◆ What is asked
Will you print the material below without altering a single character?

◆ Extracted records
☆ ☆ ☆ ☆

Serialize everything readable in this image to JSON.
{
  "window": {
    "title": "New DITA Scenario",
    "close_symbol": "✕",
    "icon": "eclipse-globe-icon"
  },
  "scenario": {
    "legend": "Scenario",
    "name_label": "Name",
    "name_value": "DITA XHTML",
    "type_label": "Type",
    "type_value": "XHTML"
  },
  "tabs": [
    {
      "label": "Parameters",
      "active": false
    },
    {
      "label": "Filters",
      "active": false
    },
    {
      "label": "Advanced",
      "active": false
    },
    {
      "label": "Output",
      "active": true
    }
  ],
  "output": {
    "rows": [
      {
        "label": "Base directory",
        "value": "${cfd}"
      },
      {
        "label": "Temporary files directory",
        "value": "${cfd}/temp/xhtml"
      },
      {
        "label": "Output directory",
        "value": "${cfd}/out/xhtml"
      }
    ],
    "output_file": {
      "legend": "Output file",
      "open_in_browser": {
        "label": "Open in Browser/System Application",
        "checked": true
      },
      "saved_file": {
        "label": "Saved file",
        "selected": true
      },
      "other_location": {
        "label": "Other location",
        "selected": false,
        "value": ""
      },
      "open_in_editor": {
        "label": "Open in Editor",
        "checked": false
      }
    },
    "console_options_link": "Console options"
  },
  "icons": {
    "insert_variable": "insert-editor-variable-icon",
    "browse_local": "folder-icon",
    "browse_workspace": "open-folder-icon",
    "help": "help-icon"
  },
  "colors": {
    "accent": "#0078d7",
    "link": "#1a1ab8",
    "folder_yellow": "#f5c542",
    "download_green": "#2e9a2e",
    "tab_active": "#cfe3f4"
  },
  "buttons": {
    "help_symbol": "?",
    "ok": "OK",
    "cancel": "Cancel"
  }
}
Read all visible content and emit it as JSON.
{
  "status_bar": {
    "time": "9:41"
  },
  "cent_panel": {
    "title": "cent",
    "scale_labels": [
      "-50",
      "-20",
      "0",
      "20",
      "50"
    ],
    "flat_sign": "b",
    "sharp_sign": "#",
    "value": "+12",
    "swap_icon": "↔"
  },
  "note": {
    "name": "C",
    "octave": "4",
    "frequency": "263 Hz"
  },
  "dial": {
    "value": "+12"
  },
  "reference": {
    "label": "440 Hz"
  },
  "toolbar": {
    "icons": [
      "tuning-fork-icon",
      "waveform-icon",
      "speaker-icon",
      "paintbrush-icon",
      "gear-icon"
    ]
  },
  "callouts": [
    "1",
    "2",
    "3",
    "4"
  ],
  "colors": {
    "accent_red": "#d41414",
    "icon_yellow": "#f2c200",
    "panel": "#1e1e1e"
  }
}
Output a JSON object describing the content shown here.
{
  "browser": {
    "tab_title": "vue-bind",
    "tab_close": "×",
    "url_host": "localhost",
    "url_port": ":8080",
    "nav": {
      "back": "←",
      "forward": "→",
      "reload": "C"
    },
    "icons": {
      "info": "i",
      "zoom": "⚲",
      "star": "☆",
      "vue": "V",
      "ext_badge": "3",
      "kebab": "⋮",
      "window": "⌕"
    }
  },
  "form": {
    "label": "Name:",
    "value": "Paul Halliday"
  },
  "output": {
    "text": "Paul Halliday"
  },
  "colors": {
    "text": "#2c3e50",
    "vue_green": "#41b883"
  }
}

☆ ☆ ☆ ☆

◆ Solution to this exercise
Serialize everything readable in this image to JSON.
{
  "window": {
    "title": "New DITA Scenario",
    "close_symbol": "✕",
    "icon": "eclipse-globe-icon"
  },
  "scenario": {
    "legend": "Scenario",
    "name_label": "Name",
    "name_value": "DITA XHTML",
    "type_label": "Type",
    "type_value": "XHTML"
  },
  "tabs": [
    {
      "label": "Parameters",
      "active": false
    },
    {
      "label": "Filters",
      "active": false
    },
    {
      "label": "Advanced",
      "active": false
    },
    {
      "label": "Output",
      "active": true
    }
  ],
  "output": {
    "rows": [
      {
        "label": "Base directory",
        "value": "${cfd}"
      },
      {
        "label": "Temporary files directory",
        "value": "${cfd}/temp/xhtml"
      },
      {
        "label": "Output directory",
        "value": "${cfd}/out/xhtml"
      }
    ],
    "output_file": {
      "legend": "Output file",
      "open_in_browser": {
        "label": "Open in Browser/System Application",
        "checked": true
      },
      "saved_file": {
        "label": "Saved file",
        "selected": true
      },
      "other_location": {
        "label": "Other location",
        "selected": false,
        "value": ""
      },
      "open_in_editor": {
        "label": "Open in Editor",
        "checked": false
      }
    },
    "console_options_link": "Console options"
  },
  "icons": {
    "insert_variable": "insert-editor-variable-icon",
    "browse_local": "folder-icon",
    "browse_workspace": "open-folder-icon",
    "help": "help-icon"
  },
  "colors": {
    "accent": "#0078d7",
    "link": "#1a1ab8",
    "folder_yellow": "#f5c542",
    "download_green": "#2e9a2e",
    "tab_active": "#cfe3f4"
  },
  "buttons": {
    "help_symbol": "?",
    "ok": "OK",
    "cancel": "Cancel"
  }
}
Read all visible content and emit it as JSON.
{
  "status_bar": {
    "time": "9:41"
  },
  "cent_panel": {
    "title": "cent",
    "scale_labels": [
      "-50",
      "-20",
      "0",
      "20",
      "50"
    ],
    "flat_sign": "b",
    "sharp_sign": "#",
    "value": "+12",
    "swap_icon": "↔"
  },
  "note": {
    "name": "C",
    "octave": "4",
    "frequency": "263 Hz"
  },
  "dial": {
    "value": "+12"
  },
  "reference": {
    "label": "440 Hz"
  },
  "toolbar": {
    "icons": [
      "tuning-fork-icon",
      "waveform-icon",
      "speaker-icon",
      "paintbrush-icon",
      "gear-icon"
    ]
  },
  "callouts": [
    "1",
    "2",
    "3",
    "4"
  ],
  "colors": {
    "accent_red": "#d41414",
    "icon_yellow": "#f2c200",
    "panel": "#1e1e1e"
  }
}
Output a JSON object describing the content shown here.
{
  "browser": {
    "tab_title": "vue-bind",
    "tab_close": "×",
    "url_host": "localhost",
    "url_port": ":8080",
    "nav": {
      "back": "←",
      "forward": "→",
      "reload": "C"
    },
    "icons": {
      "info": "i",
      "zoom": "⚲",
      "star": "☆",
      "vue": "V",
      "ext_badge": "3",
      "kebab": "⋮",
      "window": "⌕"
    }
  },
  "form": {
    "label": "Name:",
    "value": "Paul Halliday"
  },
  "output": {
    "text": "Paul Halliday"
  },
  "colors": {
    "text": "#2c3e50",
    "vue_green": "#41b883"
  }
}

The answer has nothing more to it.